Output the material beneath this task exactly, images excluded.

(DATA FOR THIS EXERCISE):
○ ○ ○

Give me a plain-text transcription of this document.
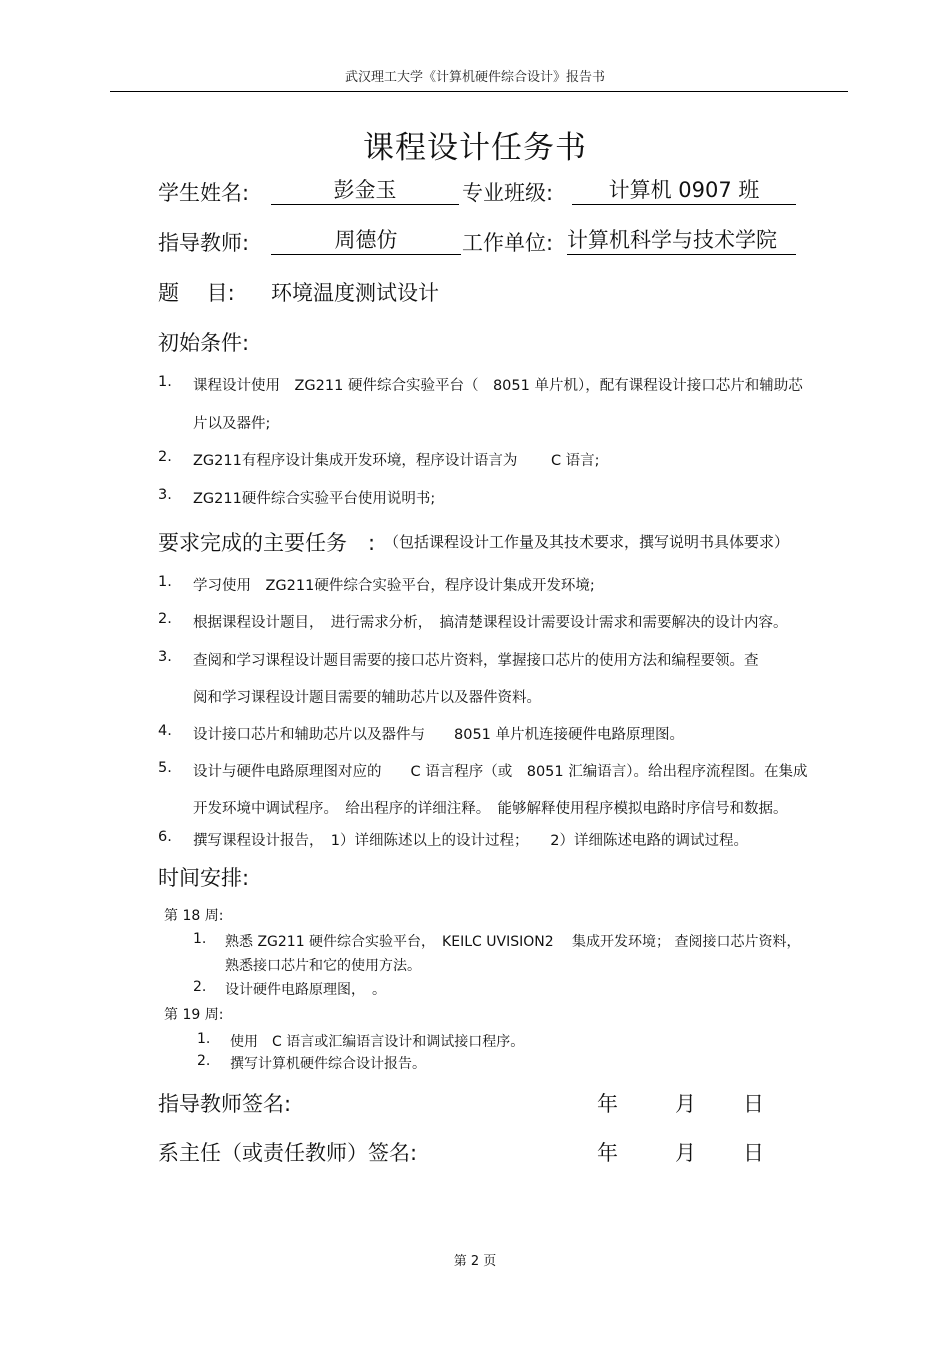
武汉理工大学《计算机硬件综合设计》报告书
课程设计任务书
学生姓名:	彭金玉	专业班级:	计算机 0907 班
指导教师:	周德仿	工作单位: 计算机科学与技术学院
题　 目: 环境温度测试设计
初始条件:
1. 课程设计使用　ZG211 硬件综合实验平台（　8051 单片机），配有课程设计接口芯片和辅助芯
片以及器件;
2. ZG211有程序设计集成开发环境，程序设计语言为　　 C 语言;
3. ZG211硬件综合实验平台使用说明书;
要求完成的主要任务　: （包括课程设计工作量及其技术要求，撰写说明书具体要求）
1. 学习使用　ZG211硬件综合实验平台，程序设计集成开发环境;
2. 根据课程设计题目，　进行需求分析，　搞清楚课程设计需要设计需求和需要解决的设计内容。
3. 查阅和学习课程设计题目需要的接口芯片资料，掌握接口芯片的使用方法和编程要领。查
阅和学习课程设计题目需要的辅助芯片以及器件资料。
4. 设计接口芯片和辅助芯片以及器件与　　8051 单片机连接硬件电路原理图。
5. 设计与硬件电路原理图对应的　　C 语言程序（或　8051 汇编语言）。给出程序流程图。在集成
开发环境中调试程序。　给出程序的详细注释。　能够解释使用程序模拟电路时序信号和数据。
6. 撰写课程设计报告，　1）详细陈述以上的设计过程；　　2）详细陈述电路的调试过程。
时间安排:
第 18 周:
1. 熟悉 ZG211 硬件综合实验平台，　KEILC UVISION2　 集成开发环境； 查阅接口芯片资料，
熟悉接口芯片和它的使用方法。
2. 设计硬件电路原理图，　。
第 19 周:
1. 使用　C 语言或汇编语言设计和调试接口程序。
2. 撰写计算机硬件综合设计报告。
指导教师签名:	年	月 日
系主任（或责任教师）签名:	年	月 日
第 2 页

○ ○ ○

(RESULT):
Give me a plain-text transcription of this document.
武汉理工大学《计算机硬件综合设计》报告书
课程设计任务书
学生姓名:	彭金玉	专业班级:	计算机 0907 班
指导教师:	周德仿	工作单位: 计算机科学与技术学院
题　 目: 环境温度测试设计
初始条件:
1. 课程设计使用　ZG211 硬件综合实验平台（　8051 单片机），配有课程设计接口芯片和辅助芯
片以及器件;
2. ZG211有程序设计集成开发环境，程序设计语言为　　 C 语言;
3. ZG211硬件综合实验平台使用说明书;
要求完成的主要任务　: （包括课程设计工作量及其技术要求，撰写说明书具体要求）
1. 学习使用　ZG211硬件综合实验平台，程序设计集成开发环境;
2. 根据课程设计题目，　进行需求分析，　搞清楚课程设计需要设计需求和需要解决的设计内容。
3. 查阅和学习课程设计题目需要的接口芯片资料，掌握接口芯片的使用方法和编程要领。查
阅和学习课程设计题目需要的辅助芯片以及器件资料。
4. 设计接口芯片和辅助芯片以及器件与　　8051 单片机连接硬件电路原理图。
5. 设计与硬件电路原理图对应的　　C 语言程序（或　8051 汇编语言）。给出程序流程图。在集成
开发环境中调试程序。　给出程序的详细注释。　能够解释使用程序模拟电路时序信号和数据。
6. 撰写课程设计报告，　1）详细陈述以上的设计过程；　　2）详细陈述电路的调试过程。
时间安排:
第 18 周:
1. 熟悉 ZG211 硬件综合实验平台，　KEILC UVISION2　 集成开发环境； 查阅接口芯片资料，
熟悉接口芯片和它的使用方法。
2. 设计硬件电路原理图，　。
第 19 周:
1. 使用　C 语言或汇编语言设计和调试接口程序。
2. 撰写计算机硬件综合设计报告。
指导教师签名:	年	月 日
系主任（或责任教师）签名:	年	月 日
第 2 页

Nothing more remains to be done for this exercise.